(EXERCISE DATA):
◆ ◆ ◆ ◆

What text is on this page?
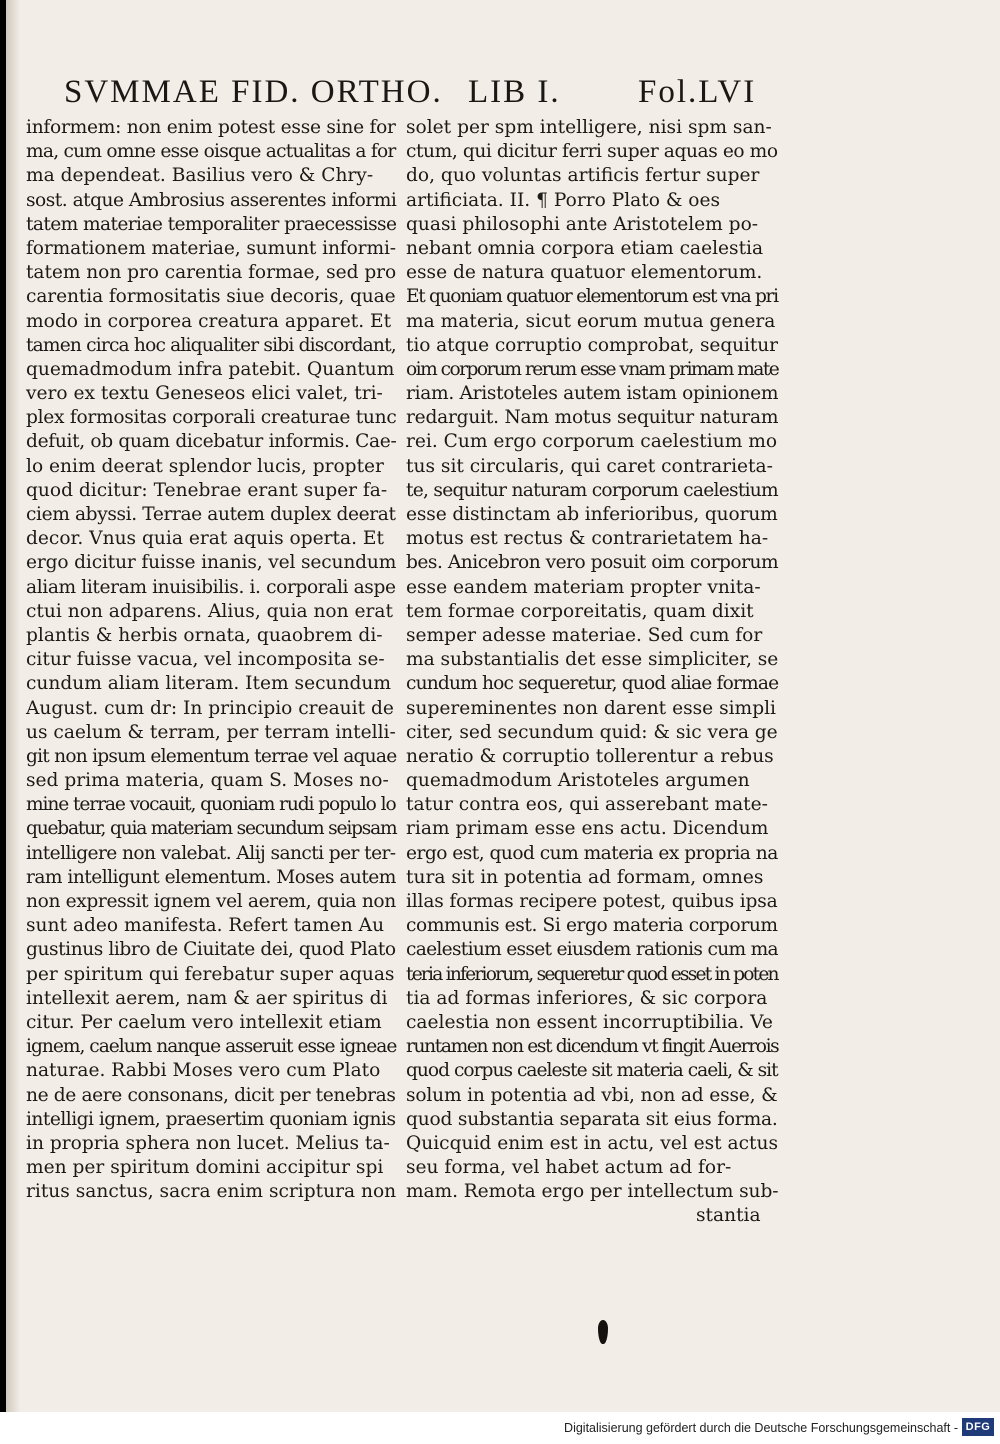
SVMMAE FID. ORTHO. LIB I. Fol.LVI
informem: non enim potest esse sine for
ma, cum omne esse oisque actualitas a for
ma dependeat. Basilius vero & Chry-
sost. atque Ambrosius asserentes informi
tatem materiae temporaliter praecessisse
formationem materiae, sumunt informi-
tatem non pro carentia formae, sed pro
carentia formositatis siue decoris, quae
modo in corporea creatura apparet. Et
tamen circa hoc aliqualiter sibi discordant,
quemadmodum infra patebit. Quantum
vero ex textu Geneseos elici valet, tri-
plex formositas corporali creaturae tunc
defuit, ob quam dicebatur informis. Cae-
lo enim deerat splendor lucis, propter
quod dicitur: Tenebrae erant super fa-
ciem abyssi. Terrae autem duplex deerat
decor. Vnus quia erat aquis operta. Et
ergo dicitur fuisse inanis, vel secundum
aliam literam inuisibilis. i. corporali aspe
ctui non adparens. Alius, quia non erat
plantis & herbis ornata, quaobrem di-
citur fuisse vacua, vel incomposita se-
cundum aliam literam. Item secundum
August. cum dr: In principio creauit de
us caelum & terram, per terram intelli-
git non ipsum elementum terrae vel aquae
sed prima materia, quam S. Moses no-
mine terrae vocauit, quoniam rudi populo lo
quebatur, quia materiam secundum seipsam
intelligere non valebat. Alij sancti per ter-
ram intelligunt elementum. Moses autem
non expressit ignem vel aerem, quia non
sunt adeo manifesta. Refert tamen Au
gustinus libro de Ciuitate dei, quod Plato
per spiritum qui ferebatur super aquas
intellexit aerem, nam & aer spiritus di
citur. Per caelum vero intellexit etiam
ignem, caelum nanque asseruit esse igneae
naturae. Rabbi Moses vero cum Plato
ne de aere consonans, dicit per tenebras
intelligi ignem, praesertim quoniam ignis
in propria sphera non lucet. Melius ta-
men per spiritum domini accipitur spi
ritus sanctus, sacra enim scriptura non
solet per spm intelligere, nisi spm san-
ctum, qui dicitur ferri super aquas eo mo
do, quo voluntas artificis fertur super
artificiata. II. ¶ Porro Plato & oes
quasi philosophi ante Aristotelem po-
nebant omnia corpora etiam caelestia
esse de natura quatuor elementorum.
Et quoniam quatuor elementorum est vna pri
ma materia, sicut eorum mutua genera
tio atque corruptio comprobat, sequitur
oim corporum rerum esse vnam primam mate
riam. Aristoteles autem istam opinionem
redarguit. Nam motus sequitur naturam
rei. Cum ergo corporum caelestium mo
tus sit circularis, qui caret contrarieta-
te, sequitur naturam corporum caelestium
esse distinctam ab inferioribus, quorum
motus est rectus & contrarietatem ha-
bes. Anicebron vero posuit oim corporum
esse eandem materiam propter vnita-
tem formae corporeitatis, quam dixit
semper adesse materiae. Sed cum for
ma substantialis det esse simpliciter, se
cundum hoc sequeretur, quod aliae formae
supereminentes non darent esse simpli
citer, sed secundum quid: & sic vera ge
neratio & corruptio tollerentur a rebus
quemadmodum Aristoteles argumen
tatur contra eos, qui asserebant mate-
riam primam esse ens actu. Dicendum
ergo est, quod cum materia ex propria na
tura sit in potentia ad formam, omnes
illas formas recipere potest, quibus ipsa
communis est. Si ergo materia corporum
caelestium esset eiusdem rationis cum ma
teria inferiorum, sequeretur quod esset in poten
tia ad formas inferiores, & sic corpora
caelestia non essent incorruptibilia. Ve
runtamen non est dicendum vt fingit Auerrois
quod corpus caeleste sit materia caeli, & sit
solum in potentia ad vbi, non ad esse, &
quod substantia separata sit eius forma.
Quicquid enim est in actu, vel est actus
seu forma, vel habet actum ad for-
mam. Remota ergo per intellectum sub-
stantia
Digitalisierung gefördert durch die Deutsche Forschungsgemeinschaft - DFG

◆ ◆ ◆ ◆

(EXERCISE INSTRUCTIONS): Go through the listing above and pull out each line containing the word "sequitur".

(RESPONSE):
tio atque corruptio comprobat, sequitur
redarguit. Nam motus sequitur naturam
te, sequitur naturam corporum caelestium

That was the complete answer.